Dataset entries on figures

-- Start --

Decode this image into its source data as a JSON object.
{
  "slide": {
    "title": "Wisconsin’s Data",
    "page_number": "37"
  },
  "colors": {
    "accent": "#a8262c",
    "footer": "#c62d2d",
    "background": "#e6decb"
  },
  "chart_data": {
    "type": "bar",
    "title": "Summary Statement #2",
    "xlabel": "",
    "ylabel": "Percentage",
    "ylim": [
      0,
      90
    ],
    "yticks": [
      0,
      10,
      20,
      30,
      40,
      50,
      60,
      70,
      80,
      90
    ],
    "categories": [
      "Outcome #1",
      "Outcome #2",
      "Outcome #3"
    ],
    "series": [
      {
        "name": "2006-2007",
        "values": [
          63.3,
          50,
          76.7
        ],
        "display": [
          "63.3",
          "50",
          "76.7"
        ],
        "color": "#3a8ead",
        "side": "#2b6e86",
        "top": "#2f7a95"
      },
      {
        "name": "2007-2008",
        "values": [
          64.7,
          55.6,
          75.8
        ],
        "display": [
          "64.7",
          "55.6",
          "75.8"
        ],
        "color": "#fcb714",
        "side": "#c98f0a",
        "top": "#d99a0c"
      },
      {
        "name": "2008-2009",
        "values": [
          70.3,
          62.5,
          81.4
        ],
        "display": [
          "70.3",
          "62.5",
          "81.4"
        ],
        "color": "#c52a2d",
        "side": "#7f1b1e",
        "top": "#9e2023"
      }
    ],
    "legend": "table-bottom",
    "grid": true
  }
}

-- End --

* [What you will do] Write out all the lines again, exactly as they are.

* [Answer for the task]
Decode this image into its source data as a JSON object.
{
  "slide": {
    "title": "Wisconsin’s Data",
    "page_number": "37"
  },
  "colors": {
    "accent": "#a8262c",
    "footer": "#c62d2d",
    "background": "#e6decb"
  },
  "chart_data": {
    "type": "bar",
    "title": "Summary Statement #2",
    "xlabel": "",
    "ylabel": "Percentage",
    "ylim": [
      0,
      90
    ],
    "yticks": [
      0,
      10,
      20,
      30,
      40,
      50,
      60,
      70,
      80,
      90
    ],
    "categories": [
      "Outcome #1",
      "Outcome #2",
      "Outcome #3"
    ],
    "series": [
      {
        "name": "2006-2007",
        "values": [
          63.3,
          50,
          76.7
        ],
        "display": [
          "63.3",
          "50",
          "76.7"
        ],
        "color": "#3a8ead",
        "side": "#2b6e86",
        "top": "#2f7a95"
      },
      {
        "name": "2007-2008",
        "values": [
          64.7,
          55.6,
          75.8
        ],
        "display": [
          "64.7",
          "55.6",
          "75.8"
        ],
        "color": "#fcb714",
        "side": "#c98f0a",
        "top": "#d99a0c"
      },
      {
        "name": "2008-2009",
        "values": [
          70.3,
          62.5,
          81.4
        ],
        "display": [
          "70.3",
          "62.5",
          "81.4"
        ],
        "color": "#c52a2d",
        "side": "#7f1b1e",
        "top": "#9e2023"
      }
    ],
    "legend": "table-bottom",
    "grid": true
  }
}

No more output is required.